_YOUR OBJECTIVE_
Images are not part of the copy; transcribe all the data exactly.

:: LISTED RECORDS ::

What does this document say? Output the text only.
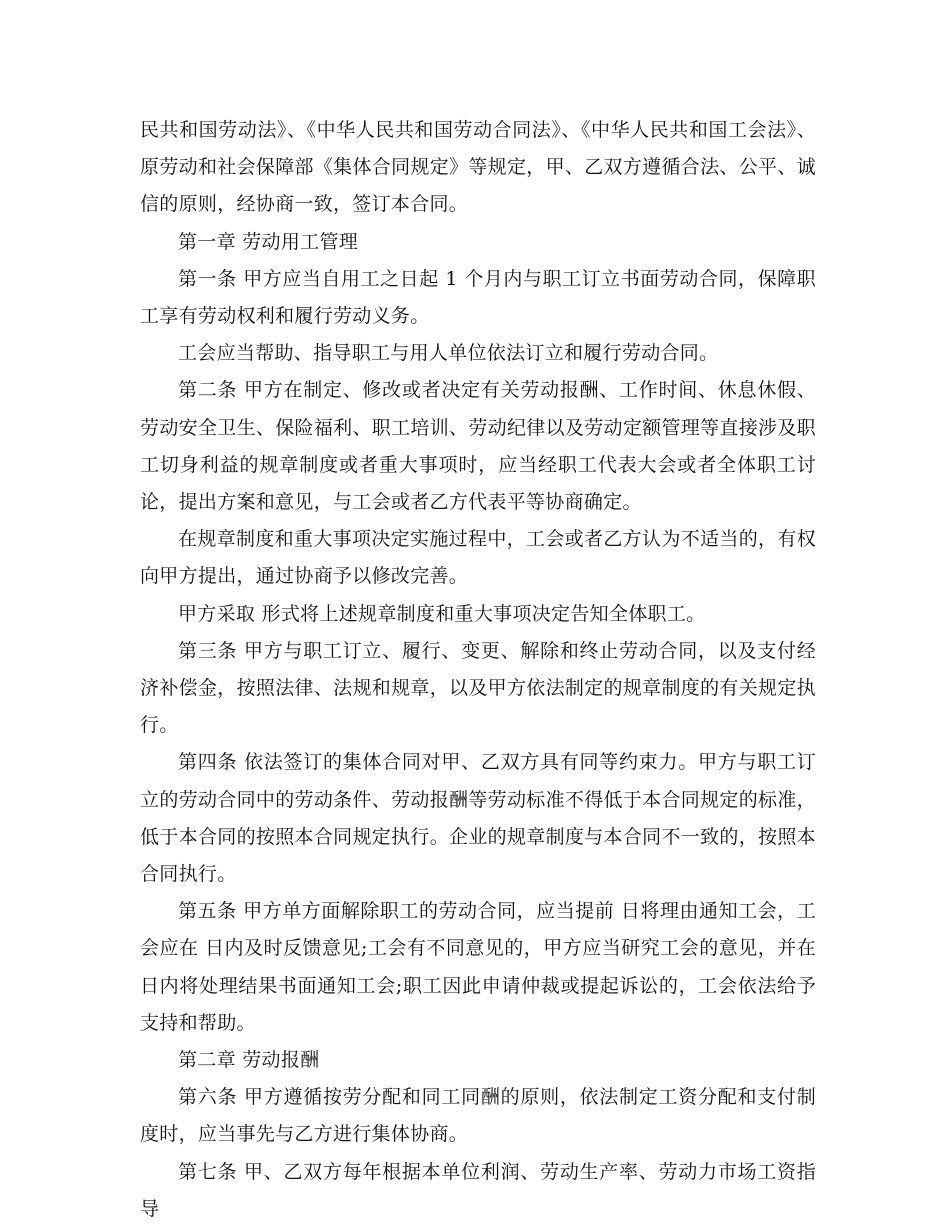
民共和国劳动法》、《中华人民共和国劳动合同法》、《中华人民共和国工会法》、原劳动和社会保障部《集体合同规定》等规定，甲、乙双方遵循合法、公平、诚信的原则，经协商一致，签订本合同。

第一章 劳动用工管理

第一条 甲方应当自用工之日起 1 个月内与职工订立书面劳动合同，保障职工享有劳动权利和履行劳动义务。

工会应当帮助、指导职工与用人单位依法订立和履行劳动合同。

第二条 甲方在制定、修改或者决定有关劳动报酬、工作时间、休息休假、劳动安全卫生、保险福利、职工培训、劳动纪律以及劳动定额管理等直接涉及职工切身利益的规章制度或者重大事项时，应当经职工代表大会或者全体职工讨论，提出方案和意见，与工会或者乙方代表平等协商确定。

在规章制度和重大事项决定实施过程中，工会或者乙方认为不适当的，有权向甲方提出，通过协商予以修改完善。

甲方采取 形式将上述规章制度和重大事项决定告知全体职工。

第三条 甲方与职工订立、履行、变更、解除和终止劳动合同，以及支付经济补偿金，按照法律、法规和规章，以及甲方依法制定的规章制度的有关规定执行。

第四条 依法签订的集体合同对甲、乙双方具有同等约束力。甲方与职工订立的劳动合同中的劳动条件、劳动报酬等劳动标准不得低于本合同规定的标准，低于本合同的按照本合同规定执行。企业的规章制度与本合同不一致的，按照本合同执行。

第五条 甲方单方面解除职工的劳动合同，应当提前 日将理由通知工会，工会应在 日内及时反馈意见;工会有不同意见的，甲方应当研究工会的意见，并在 日内将处理结果书面通知工会;职工因此申请仲裁或提起诉讼的，工会依法给予支持和帮助。

第二章 劳动报酬

第六条 甲方遵循按劳分配和同工同酬的原则，依法制定工资分配和支付制度时，应当事先与乙方进行集体协商。

第七条 甲、乙双方每年根据本单位利润、劳动生产率、劳动力市场工资指导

:::

_EXERCISE ANSWER_
What does this document say? Output the text only.
民共和国劳动法》、《中华人民共和国劳动合同法》、《中华人民共和国工会法》、原劳动和社会保障部《集体合同规定》等规定，甲、乙双方遵循合法、公平、诚信的原则，经协商一致，签订本合同。

第一章 劳动用工管理

第一条 甲方应当自用工之日起 1 个月内与职工订立书面劳动合同，保障职工享有劳动权利和履行劳动义务。

工会应当帮助、指导职工与用人单位依法订立和履行劳动合同。

第二条 甲方在制定、修改或者决定有关劳动报酬、工作时间、休息休假、劳动安全卫生、保险福利、职工培训、劳动纪律以及劳动定额管理等直接涉及职工切身利益的规章制度或者重大事项时，应当经职工代表大会或者全体职工讨论，提出方案和意见，与工会或者乙方代表平等协商确定。

在规章制度和重大事项决定实施过程中，工会或者乙方认为不适当的，有权向甲方提出，通过协商予以修改完善。

甲方采取 形式将上述规章制度和重大事项决定告知全体职工。

第三条 甲方与职工订立、履行、变更、解除和终止劳动合同，以及支付经济补偿金，按照法律、法规和规章，以及甲方依法制定的规章制度的有关规定执行。

第四条 依法签订的集体合同对甲、乙双方具有同等约束力。甲方与职工订立的劳动合同中的劳动条件、劳动报酬等劳动标准不得低于本合同规定的标准，低于本合同的按照本合同规定执行。企业的规章制度与本合同不一致的，按照本合同执行。

第五条 甲方单方面解除职工的劳动合同，应当提前 日将理由通知工会，工会应在 日内及时反馈意见;工会有不同意见的，甲方应当研究工会的意见，并在 日内将处理结果书面通知工会;职工因此申请仲裁或提起诉讼的，工会依法给予支持和帮助。

第二章 劳动报酬

第六条 甲方遵循按劳分配和同工同酬的原则，依法制定工资分配和支付制度时，应当事先与乙方进行集体协商。

第七条 甲、乙双方每年根据本单位利润、劳动生产率、劳动力市场工资指导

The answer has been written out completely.